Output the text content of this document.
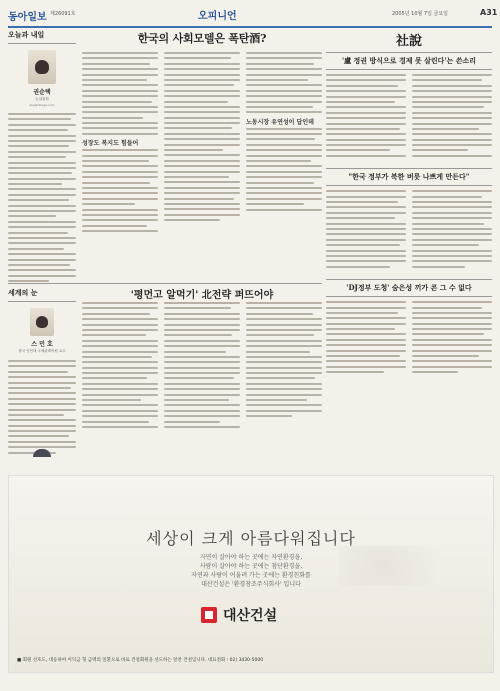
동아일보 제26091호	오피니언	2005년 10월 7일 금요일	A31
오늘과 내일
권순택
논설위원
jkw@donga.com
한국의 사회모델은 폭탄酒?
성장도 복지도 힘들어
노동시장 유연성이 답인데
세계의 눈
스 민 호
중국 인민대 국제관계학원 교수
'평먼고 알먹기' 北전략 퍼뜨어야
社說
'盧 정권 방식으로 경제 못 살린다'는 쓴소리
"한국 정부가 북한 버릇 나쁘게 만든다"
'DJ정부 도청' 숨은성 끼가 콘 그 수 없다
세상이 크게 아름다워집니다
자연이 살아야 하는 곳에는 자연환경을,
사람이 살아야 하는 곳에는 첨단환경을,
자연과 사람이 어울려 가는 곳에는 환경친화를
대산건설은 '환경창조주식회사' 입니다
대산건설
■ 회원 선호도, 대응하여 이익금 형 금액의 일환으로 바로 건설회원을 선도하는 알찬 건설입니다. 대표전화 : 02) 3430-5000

○ ○ ○ ○ ○ ○ ○

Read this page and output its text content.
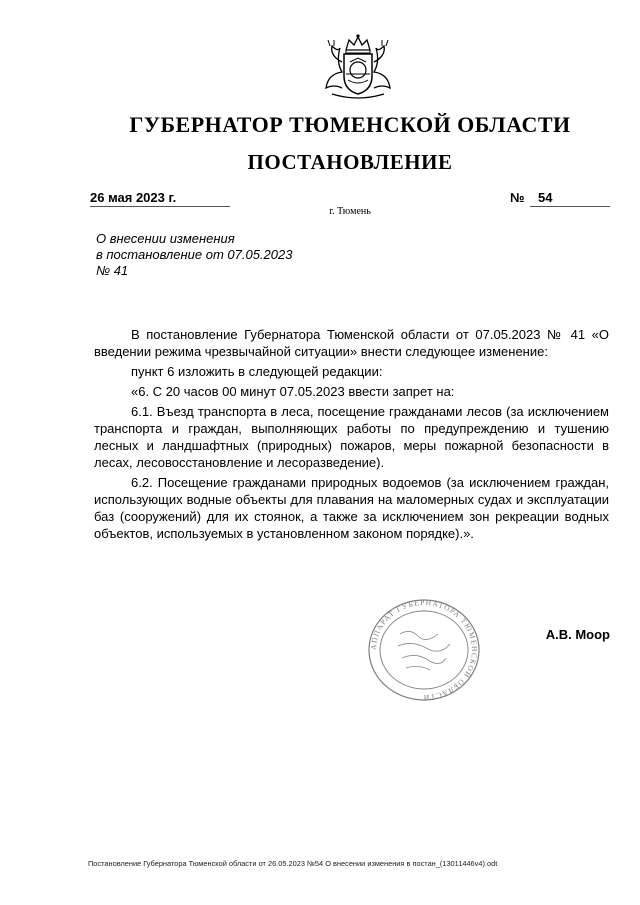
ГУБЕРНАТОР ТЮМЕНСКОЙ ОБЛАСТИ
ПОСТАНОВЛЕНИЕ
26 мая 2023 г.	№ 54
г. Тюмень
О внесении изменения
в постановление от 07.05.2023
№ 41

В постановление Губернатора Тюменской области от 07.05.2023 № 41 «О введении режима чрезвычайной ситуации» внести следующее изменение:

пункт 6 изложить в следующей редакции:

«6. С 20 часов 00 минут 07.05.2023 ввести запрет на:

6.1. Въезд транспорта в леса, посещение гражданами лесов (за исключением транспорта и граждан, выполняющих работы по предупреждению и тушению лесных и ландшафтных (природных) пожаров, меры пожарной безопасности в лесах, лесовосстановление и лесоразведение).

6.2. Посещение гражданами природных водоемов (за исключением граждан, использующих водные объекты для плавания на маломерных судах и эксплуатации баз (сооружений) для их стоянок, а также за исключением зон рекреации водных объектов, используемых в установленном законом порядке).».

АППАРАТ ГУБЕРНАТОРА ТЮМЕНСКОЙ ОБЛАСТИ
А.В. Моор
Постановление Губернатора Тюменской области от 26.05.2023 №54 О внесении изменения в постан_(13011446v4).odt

○ ○ ○ ○ ○ ○ ○

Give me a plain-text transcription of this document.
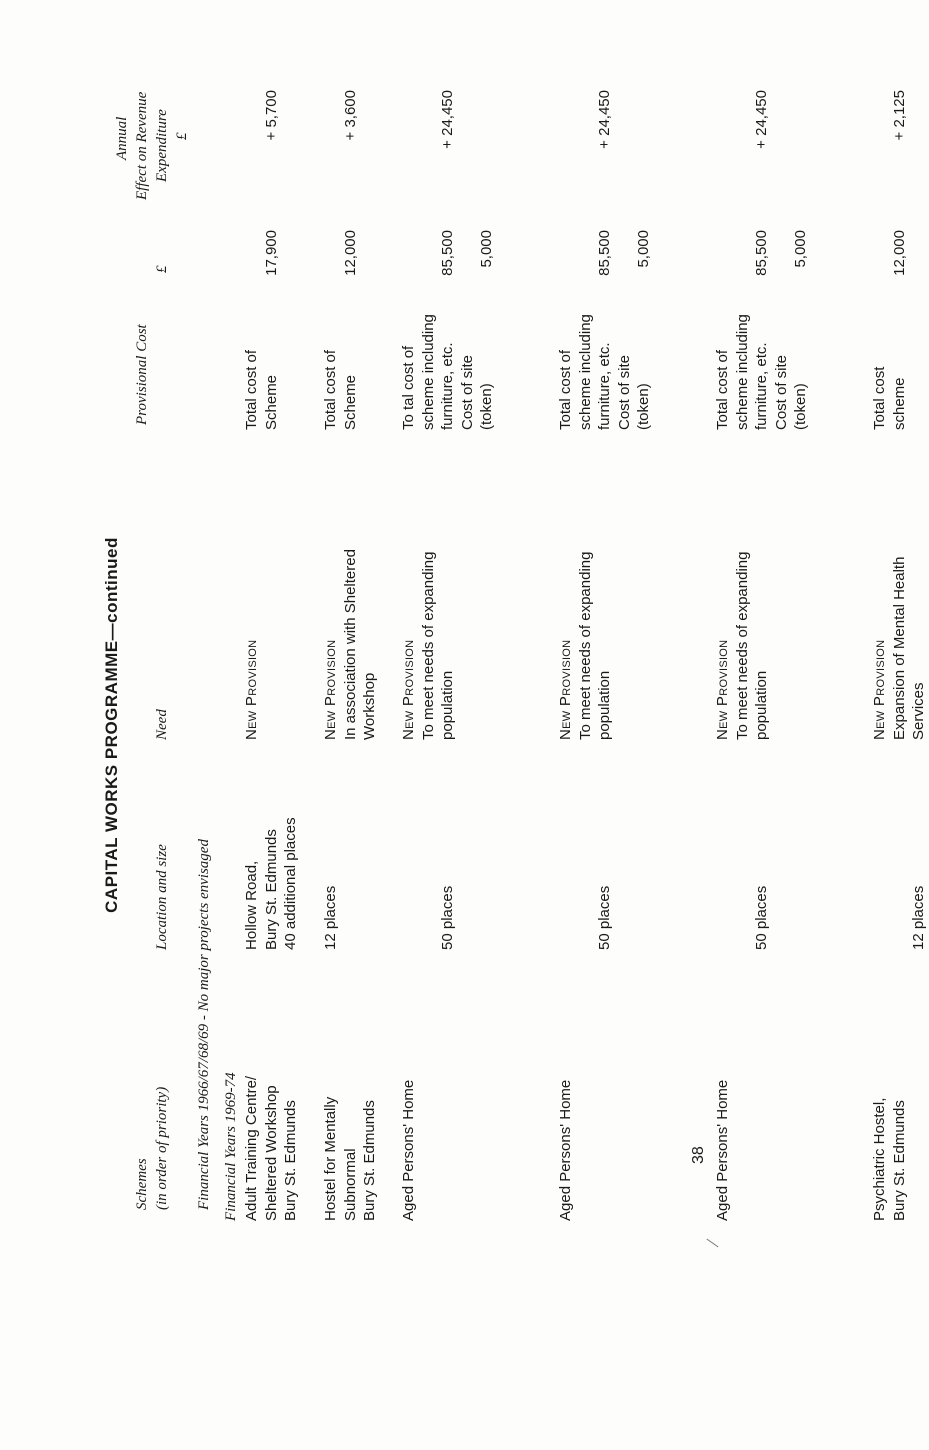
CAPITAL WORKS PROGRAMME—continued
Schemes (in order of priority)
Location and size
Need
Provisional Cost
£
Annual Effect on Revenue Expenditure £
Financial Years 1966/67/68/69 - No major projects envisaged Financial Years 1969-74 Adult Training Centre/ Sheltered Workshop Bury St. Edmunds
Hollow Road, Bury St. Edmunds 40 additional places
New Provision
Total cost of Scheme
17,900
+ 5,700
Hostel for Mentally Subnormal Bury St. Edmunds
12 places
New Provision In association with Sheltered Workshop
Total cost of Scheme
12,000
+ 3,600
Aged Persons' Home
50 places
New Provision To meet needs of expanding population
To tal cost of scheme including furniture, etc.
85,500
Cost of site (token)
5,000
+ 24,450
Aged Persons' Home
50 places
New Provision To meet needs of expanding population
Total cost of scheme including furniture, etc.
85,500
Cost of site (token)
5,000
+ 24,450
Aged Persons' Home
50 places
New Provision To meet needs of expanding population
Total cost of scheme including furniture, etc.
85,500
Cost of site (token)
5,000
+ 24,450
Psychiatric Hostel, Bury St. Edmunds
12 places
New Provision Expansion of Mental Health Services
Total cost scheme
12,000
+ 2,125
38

○ ○ ○ ○ ○ ○ ○

## GIVEN TASK
From the records above, copy every line that holds the word "document".

## RESULT OF THIS EXERCISE
Output the text content of this document.
Give me a plain-text transcription of this document.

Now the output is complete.